_REQUIREMENT:_ Please retype the records below exactly, leaving out any pictures.

========

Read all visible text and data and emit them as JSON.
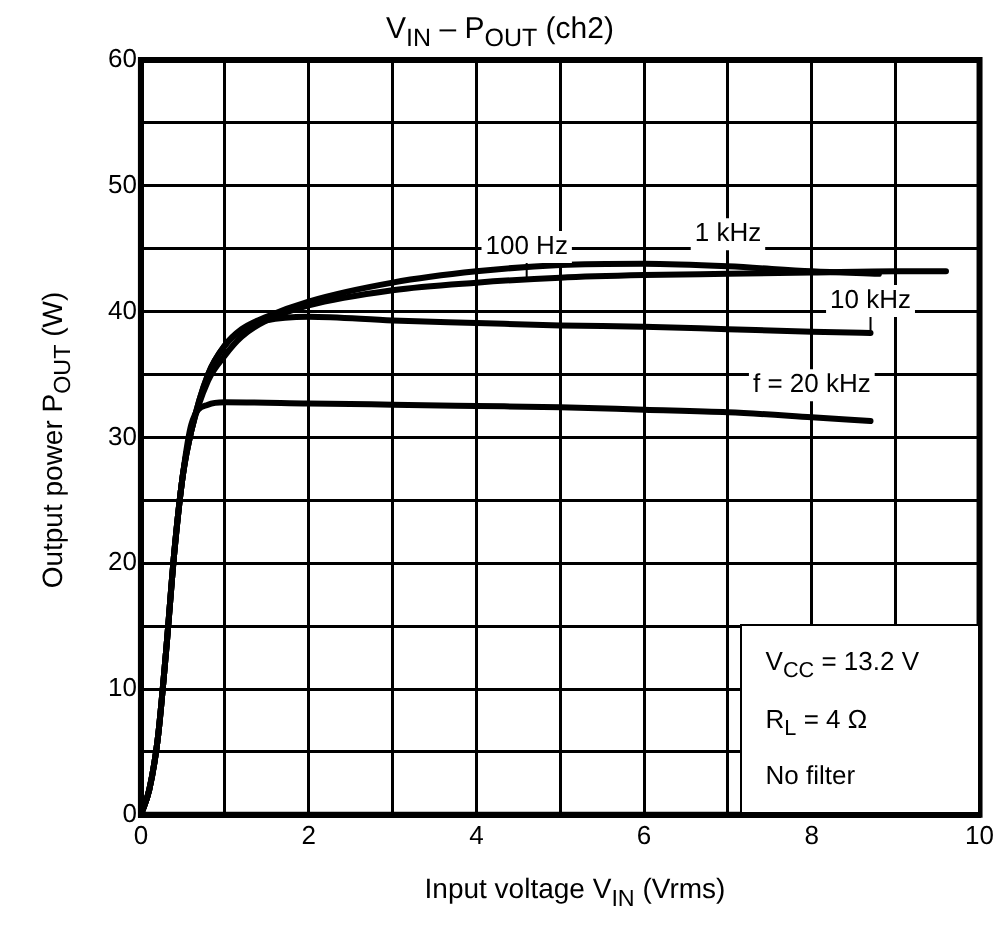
{
  "chart_data": {
    "type": "line",
    "title": "V$_{IN}$ – P$_{OUT}$ (ch2)",
    "xlabel": "Input voltage   V$_{IN}$   (Vrms)",
    "ylabel": "Output power    P$_{OUT}$    (W)",
    "xlim": [
      0,
      10
    ],
    "ylim": [
      0,
      60
    ],
    "xticks": [
      0,
      {
        "value": 1,
        "label": null
      },
      2,
      {
        "value": 3,
        "label": null
      },
      4,
      {
        "value": 5,
        "label": null
      },
      6,
      {
        "value": 7,
        "label": null
      },
      8,
      {
        "value": 9,
        "label": null
      },
      10
    ],
    "yticks": [
      0,
      {
        "value": 5,
        "label": null
      },
      10,
      {
        "value": 15,
        "label": null
      },
      20,
      {
        "value": 25,
        "label": null
      },
      30,
      {
        "value": 35,
        "label": null
      },
      40,
      {
        "value": 45,
        "label": null
      },
      50,
      {
        "value": 55,
        "label": null
      },
      60
    ],
    "grid": true,
    "legend": false,
    "marker": "none",
    "line_style": "solid",
    "series": [
      {
        "color": "#000000",
        "x": [
          0,
          0.1,
          0.2,
          0.3,
          0.4,
          0.5,
          0.6,
          0.8,
          1,
          1.2,
          1.5,
          2,
          3,
          4,
          5,
          6,
          7,
          8,
          9,
          9.6
        ],
        "values": [
          0,
          2,
          6,
          13,
          21,
          27,
          30.5,
          34.5,
          36.5,
          38,
          39.3,
          40.5,
          41.7,
          42.3,
          42.7,
          42.9,
          43,
          43.1,
          43.2,
          43.2
        ]
      },
      {
        "color": "#000000",
        "x": [
          0,
          0.1,
          0.2,
          0.3,
          0.4,
          0.5,
          0.6,
          0.8,
          1,
          1.2,
          1.5,
          2,
          3,
          4,
          5,
          6,
          7,
          8,
          8.8
        ],
        "values": [
          0,
          2,
          6,
          13,
          21,
          27,
          30.5,
          35,
          37.3,
          38.6,
          39.6,
          40.8,
          42.3,
          43.2,
          43.7,
          43.8,
          43.6,
          43.2,
          43
        ]
      },
      {
        "color": "#000000",
        "x": [
          0,
          0.1,
          0.2,
          0.3,
          0.4,
          0.5,
          0.6,
          0.8,
          1,
          1.2,
          1.5,
          2,
          3,
          4,
          5,
          6,
          7,
          8,
          8.7
        ],
        "values": [
          0,
          2,
          6,
          13,
          21,
          27,
          30.5,
          35,
          37.3,
          38.5,
          39.3,
          39.6,
          39.3,
          39.1,
          38.9,
          38.8,
          38.6,
          38.4,
          38.3
        ]
      },
      {
        "color": "#000000",
        "x": [
          0,
          0.1,
          0.2,
          0.3,
          0.4,
          0.5,
          0.6,
          0.8,
          1,
          2,
          3,
          4,
          5,
          6,
          7,
          8,
          8.7
        ],
        "values": [
          0,
          2,
          6,
          13,
          21,
          27,
          31,
          32.6,
          32.8,
          32.7,
          32.6,
          32.5,
          32.4,
          32.2,
          32,
          31.6,
          31.3
        ]
      }
    ],
    "annotations": [
      {
        "text": "100 Hz",
        "x": 4.6,
        "y": 42.6
      },
      {
        "text": "1 kHz",
        "x": 7,
        "y": 43.6
      },
      {
        "text": "10 kHz",
        "x": 8.7,
        "y": 38.3
      },
      {
        "text": "f = 20 kHz",
        "x": 8,
        "y": 31.6
      },
      "V$_{CC}$ = 13.2 V",
      "R$_{L}$ = 4 Ω",
      "No filter"
    ]
  }
}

========

_RESULT:_
Read all visible text and data and emit them as JSON.
{
  "chart_data": {
    "type": "line",
    "title": "V$_{IN}$ – P$_{OUT}$ (ch2)",
    "xlabel": "Input voltage   V$_{IN}$   (Vrms)",
    "ylabel": "Output power    P$_{OUT}$    (W)",
    "xlim": [
      0,
      10
    ],
    "ylim": [
      0,
      60
    ],
    "xticks": [
      0,
      {
        "value": 1,
        "label": null
      },
      2,
      {
        "value": 3,
        "label": null
      },
      4,
      {
        "value": 5,
        "label": null
      },
      6,
      {
        "value": 7,
        "label": null
      },
      8,
      {
        "value": 9,
        "label": null
      },
      10
    ],
    "yticks": [
      0,
      {
        "value": 5,
        "label": null
      },
      10,
      {
        "value": 15,
        "label": null
      },
      20,
      {
        "value": 25,
        "label": null
      },
      30,
      {
        "value": 35,
        "label": null
      },
      40,
      {
        "value": 45,
        "label": null
      },
      50,
      {
        "value": 55,
        "label": null
      },
      60
    ],
    "grid": true,
    "legend": false,
    "marker": "none",
    "line_style": "solid",
    "series": [
      {
        "color": "#000000",
        "x": [
          0,
          0.1,
          0.2,
          0.3,
          0.4,
          0.5,
          0.6,
          0.8,
          1,
          1.2,
          1.5,
          2,
          3,
          4,
          5,
          6,
          7,
          8,
          9,
          9.6
        ],
        "values": [
          0,
          2,
          6,
          13,
          21,
          27,
          30.5,
          34.5,
          36.5,
          38,
          39.3,
          40.5,
          41.7,
          42.3,
          42.7,
          42.9,
          43,
          43.1,
          43.2,
          43.2
        ]
      },
      {
        "color": "#000000",
        "x": [
          0,
          0.1,
          0.2,
          0.3,
          0.4,
          0.5,
          0.6,
          0.8,
          1,
          1.2,
          1.5,
          2,
          3,
          4,
          5,
          6,
          7,
          8,
          8.8
        ],
        "values": [
          0,
          2,
          6,
          13,
          21,
          27,
          30.5,
          35,
          37.3,
          38.6,
          39.6,
          40.8,
          42.3,
          43.2,
          43.7,
          43.8,
          43.6,
          43.2,
          43
        ]
      },
      {
        "color": "#000000",
        "x": [
          0,
          0.1,
          0.2,
          0.3,
          0.4,
          0.5,
          0.6,
          0.8,
          1,
          1.2,
          1.5,
          2,
          3,
          4,
          5,
          6,
          7,
          8,
          8.7
        ],
        "values": [
          0,
          2,
          6,
          13,
          21,
          27,
          30.5,
          35,
          37.3,
          38.5,
          39.3,
          39.6,
          39.3,
          39.1,
          38.9,
          38.8,
          38.6,
          38.4,
          38.3
        ]
      },
      {
        "color": "#000000",
        "x": [
          0,
          0.1,
          0.2,
          0.3,
          0.4,
          0.5,
          0.6,
          0.8,
          1,
          2,
          3,
          4,
          5,
          6,
          7,
          8,
          8.7
        ],
        "values": [
          0,
          2,
          6,
          13,
          21,
          27,
          31,
          32.6,
          32.8,
          32.7,
          32.6,
          32.5,
          32.4,
          32.2,
          32,
          31.6,
          31.3
        ]
      }
    ],
    "annotations": [
      {
        "text": "100 Hz",
        "x": 4.6,
        "y": 42.6
      },
      {
        "text": "1 kHz",
        "x": 7,
        "y": 43.6
      },
      {
        "text": "10 kHz",
        "x": 8.7,
        "y": 38.3
      },
      {
        "text": "f = 20 kHz",
        "x": 8,
        "y": 31.6
      },
      "V$_{CC}$ = 13.2 V",
      "R$_{L}$ = 4 Ω",
      "No filter"
    ]
  }
}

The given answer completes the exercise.